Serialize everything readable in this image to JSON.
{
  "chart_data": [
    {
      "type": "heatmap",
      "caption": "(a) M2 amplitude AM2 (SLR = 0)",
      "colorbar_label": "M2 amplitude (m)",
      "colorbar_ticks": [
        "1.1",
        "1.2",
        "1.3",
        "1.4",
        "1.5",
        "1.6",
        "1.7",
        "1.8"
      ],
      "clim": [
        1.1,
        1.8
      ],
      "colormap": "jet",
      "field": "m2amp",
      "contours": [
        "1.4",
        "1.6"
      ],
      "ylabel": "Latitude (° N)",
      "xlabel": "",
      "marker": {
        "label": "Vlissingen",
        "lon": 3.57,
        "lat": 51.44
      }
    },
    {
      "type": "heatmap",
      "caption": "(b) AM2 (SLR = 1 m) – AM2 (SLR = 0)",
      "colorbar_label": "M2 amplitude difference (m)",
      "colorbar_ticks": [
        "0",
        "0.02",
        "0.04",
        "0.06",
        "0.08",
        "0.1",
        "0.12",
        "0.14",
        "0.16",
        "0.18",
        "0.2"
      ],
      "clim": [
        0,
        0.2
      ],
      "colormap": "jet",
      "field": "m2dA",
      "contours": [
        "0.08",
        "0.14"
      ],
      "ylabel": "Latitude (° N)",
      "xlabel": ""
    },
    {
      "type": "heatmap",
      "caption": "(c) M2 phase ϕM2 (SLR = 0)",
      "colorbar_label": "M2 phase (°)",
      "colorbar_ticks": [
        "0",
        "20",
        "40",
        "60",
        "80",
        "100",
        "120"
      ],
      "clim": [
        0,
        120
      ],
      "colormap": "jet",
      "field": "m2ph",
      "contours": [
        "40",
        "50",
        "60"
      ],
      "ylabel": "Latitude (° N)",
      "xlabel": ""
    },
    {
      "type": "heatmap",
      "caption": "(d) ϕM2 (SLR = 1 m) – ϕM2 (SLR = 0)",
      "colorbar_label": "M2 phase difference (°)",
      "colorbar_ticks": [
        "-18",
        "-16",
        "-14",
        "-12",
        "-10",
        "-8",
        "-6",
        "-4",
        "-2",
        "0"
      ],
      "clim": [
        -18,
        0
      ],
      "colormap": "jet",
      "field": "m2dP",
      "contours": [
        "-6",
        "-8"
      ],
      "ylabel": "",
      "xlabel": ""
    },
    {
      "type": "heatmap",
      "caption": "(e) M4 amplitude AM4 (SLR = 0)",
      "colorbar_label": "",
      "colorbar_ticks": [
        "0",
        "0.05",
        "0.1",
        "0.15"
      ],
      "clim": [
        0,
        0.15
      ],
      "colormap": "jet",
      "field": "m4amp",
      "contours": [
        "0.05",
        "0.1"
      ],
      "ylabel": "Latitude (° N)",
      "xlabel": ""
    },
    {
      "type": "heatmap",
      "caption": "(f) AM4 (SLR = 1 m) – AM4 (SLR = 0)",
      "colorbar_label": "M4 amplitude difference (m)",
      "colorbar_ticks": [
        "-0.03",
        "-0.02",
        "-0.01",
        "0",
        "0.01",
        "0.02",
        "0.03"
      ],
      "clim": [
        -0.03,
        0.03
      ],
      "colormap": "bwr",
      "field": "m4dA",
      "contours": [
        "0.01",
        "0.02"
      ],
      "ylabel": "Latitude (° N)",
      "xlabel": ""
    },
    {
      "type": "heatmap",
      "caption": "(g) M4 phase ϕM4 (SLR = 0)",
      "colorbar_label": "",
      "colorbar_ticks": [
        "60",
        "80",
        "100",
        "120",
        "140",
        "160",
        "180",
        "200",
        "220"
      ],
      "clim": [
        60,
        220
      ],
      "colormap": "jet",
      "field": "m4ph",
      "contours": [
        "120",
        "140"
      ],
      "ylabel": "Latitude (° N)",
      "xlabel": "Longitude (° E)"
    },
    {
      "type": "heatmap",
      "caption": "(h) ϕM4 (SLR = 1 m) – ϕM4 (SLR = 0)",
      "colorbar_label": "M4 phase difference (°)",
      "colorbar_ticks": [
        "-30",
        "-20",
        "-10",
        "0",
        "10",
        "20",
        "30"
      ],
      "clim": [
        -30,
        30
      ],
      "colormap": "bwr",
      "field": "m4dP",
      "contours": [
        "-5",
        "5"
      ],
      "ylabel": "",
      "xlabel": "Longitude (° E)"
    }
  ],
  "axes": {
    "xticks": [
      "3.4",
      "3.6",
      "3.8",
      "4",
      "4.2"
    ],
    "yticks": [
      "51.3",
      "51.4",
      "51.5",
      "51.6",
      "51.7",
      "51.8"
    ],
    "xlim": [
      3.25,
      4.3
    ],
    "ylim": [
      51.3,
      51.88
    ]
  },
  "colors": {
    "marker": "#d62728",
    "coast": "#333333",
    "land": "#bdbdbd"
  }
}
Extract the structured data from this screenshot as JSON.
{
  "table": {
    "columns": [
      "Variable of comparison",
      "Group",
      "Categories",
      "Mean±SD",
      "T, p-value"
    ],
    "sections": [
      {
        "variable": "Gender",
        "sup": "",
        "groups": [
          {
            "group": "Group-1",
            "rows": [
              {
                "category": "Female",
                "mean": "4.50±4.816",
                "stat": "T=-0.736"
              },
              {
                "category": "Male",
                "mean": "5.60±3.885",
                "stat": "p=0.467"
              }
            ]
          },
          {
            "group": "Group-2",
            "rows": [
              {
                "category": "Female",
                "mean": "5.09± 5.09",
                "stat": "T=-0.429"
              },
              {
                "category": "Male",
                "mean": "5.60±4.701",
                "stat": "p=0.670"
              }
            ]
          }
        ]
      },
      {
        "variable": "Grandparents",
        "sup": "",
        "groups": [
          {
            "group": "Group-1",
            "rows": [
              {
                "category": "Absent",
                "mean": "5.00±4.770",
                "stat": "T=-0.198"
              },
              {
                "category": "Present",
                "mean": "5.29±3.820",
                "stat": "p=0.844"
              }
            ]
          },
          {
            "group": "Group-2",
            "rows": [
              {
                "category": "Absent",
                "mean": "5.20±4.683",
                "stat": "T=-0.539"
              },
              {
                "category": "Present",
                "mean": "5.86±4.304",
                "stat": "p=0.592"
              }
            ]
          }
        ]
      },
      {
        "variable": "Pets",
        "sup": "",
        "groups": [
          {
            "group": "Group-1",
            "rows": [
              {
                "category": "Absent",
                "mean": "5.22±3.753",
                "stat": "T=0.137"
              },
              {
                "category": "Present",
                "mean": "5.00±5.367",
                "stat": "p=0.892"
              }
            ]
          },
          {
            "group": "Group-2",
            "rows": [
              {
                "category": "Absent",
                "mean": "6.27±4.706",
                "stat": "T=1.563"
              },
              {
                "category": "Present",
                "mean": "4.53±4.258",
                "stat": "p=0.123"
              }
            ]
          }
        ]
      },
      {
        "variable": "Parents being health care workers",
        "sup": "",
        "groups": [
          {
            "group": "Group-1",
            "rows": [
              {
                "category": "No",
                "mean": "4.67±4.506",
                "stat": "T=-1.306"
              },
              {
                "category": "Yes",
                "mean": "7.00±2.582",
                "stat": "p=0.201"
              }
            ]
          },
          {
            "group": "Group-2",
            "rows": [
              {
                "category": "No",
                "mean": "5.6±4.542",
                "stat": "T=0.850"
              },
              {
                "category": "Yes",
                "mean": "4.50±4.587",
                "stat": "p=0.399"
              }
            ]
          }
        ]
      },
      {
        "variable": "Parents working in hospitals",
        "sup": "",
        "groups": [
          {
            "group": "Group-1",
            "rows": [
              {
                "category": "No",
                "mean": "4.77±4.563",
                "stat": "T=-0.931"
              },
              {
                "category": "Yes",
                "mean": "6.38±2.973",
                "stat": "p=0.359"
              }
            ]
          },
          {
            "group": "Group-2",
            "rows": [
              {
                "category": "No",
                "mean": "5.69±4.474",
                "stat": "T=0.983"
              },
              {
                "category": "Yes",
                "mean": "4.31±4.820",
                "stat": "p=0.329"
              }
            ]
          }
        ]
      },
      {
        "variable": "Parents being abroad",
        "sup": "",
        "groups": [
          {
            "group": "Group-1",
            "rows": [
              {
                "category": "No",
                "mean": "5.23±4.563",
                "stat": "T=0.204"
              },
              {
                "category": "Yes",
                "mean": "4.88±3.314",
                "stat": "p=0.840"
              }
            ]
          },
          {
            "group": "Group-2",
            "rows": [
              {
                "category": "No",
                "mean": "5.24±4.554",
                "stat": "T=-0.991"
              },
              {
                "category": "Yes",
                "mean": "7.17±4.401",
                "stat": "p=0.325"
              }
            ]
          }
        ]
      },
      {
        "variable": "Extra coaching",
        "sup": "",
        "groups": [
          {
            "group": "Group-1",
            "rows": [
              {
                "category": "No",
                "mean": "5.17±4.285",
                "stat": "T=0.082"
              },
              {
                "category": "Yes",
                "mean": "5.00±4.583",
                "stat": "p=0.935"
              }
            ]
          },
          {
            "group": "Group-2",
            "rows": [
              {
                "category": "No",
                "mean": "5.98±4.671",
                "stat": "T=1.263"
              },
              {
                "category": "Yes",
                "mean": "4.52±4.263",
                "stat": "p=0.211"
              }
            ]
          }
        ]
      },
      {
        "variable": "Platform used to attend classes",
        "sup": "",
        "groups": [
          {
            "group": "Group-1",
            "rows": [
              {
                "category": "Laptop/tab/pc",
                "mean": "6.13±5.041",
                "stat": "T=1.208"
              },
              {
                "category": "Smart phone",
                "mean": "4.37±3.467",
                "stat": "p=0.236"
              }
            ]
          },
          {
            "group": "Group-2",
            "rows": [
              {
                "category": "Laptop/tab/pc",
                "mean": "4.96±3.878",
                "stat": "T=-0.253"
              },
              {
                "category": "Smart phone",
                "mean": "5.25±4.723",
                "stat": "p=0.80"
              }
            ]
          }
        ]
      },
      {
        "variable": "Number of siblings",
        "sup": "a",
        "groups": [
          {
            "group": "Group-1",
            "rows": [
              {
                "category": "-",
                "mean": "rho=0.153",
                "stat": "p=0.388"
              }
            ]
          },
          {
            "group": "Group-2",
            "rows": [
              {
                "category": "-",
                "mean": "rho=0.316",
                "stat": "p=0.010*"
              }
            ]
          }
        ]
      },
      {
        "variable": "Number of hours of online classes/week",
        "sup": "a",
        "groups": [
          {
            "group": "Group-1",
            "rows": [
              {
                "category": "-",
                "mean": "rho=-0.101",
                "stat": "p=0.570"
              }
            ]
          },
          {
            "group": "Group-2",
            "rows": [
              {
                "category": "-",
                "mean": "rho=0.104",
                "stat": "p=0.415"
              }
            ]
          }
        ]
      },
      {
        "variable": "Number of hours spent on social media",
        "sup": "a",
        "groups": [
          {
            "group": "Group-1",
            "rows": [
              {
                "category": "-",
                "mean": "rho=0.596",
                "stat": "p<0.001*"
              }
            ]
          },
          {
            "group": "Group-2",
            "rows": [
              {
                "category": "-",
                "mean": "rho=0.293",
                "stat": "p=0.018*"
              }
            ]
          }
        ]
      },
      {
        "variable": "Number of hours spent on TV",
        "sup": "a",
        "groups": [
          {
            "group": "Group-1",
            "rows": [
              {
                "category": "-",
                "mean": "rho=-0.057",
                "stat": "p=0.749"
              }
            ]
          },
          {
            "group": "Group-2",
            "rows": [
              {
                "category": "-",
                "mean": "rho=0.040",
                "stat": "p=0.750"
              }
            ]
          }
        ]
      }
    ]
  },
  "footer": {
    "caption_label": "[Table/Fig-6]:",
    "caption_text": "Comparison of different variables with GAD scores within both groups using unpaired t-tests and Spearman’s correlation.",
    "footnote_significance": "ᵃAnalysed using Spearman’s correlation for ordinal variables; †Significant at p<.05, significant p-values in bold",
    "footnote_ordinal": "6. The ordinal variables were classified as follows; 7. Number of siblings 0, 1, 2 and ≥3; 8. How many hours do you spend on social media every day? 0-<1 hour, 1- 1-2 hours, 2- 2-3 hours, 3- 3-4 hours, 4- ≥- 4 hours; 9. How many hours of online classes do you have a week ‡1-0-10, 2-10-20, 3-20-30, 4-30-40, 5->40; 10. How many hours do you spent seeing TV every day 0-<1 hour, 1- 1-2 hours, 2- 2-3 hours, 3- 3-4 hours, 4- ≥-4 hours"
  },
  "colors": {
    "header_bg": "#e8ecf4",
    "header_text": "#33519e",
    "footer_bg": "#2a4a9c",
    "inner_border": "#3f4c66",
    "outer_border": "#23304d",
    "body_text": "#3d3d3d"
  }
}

## Stated goal
Give the number of lines in the listing above that contain "being", and nothing else.

## Complete response
2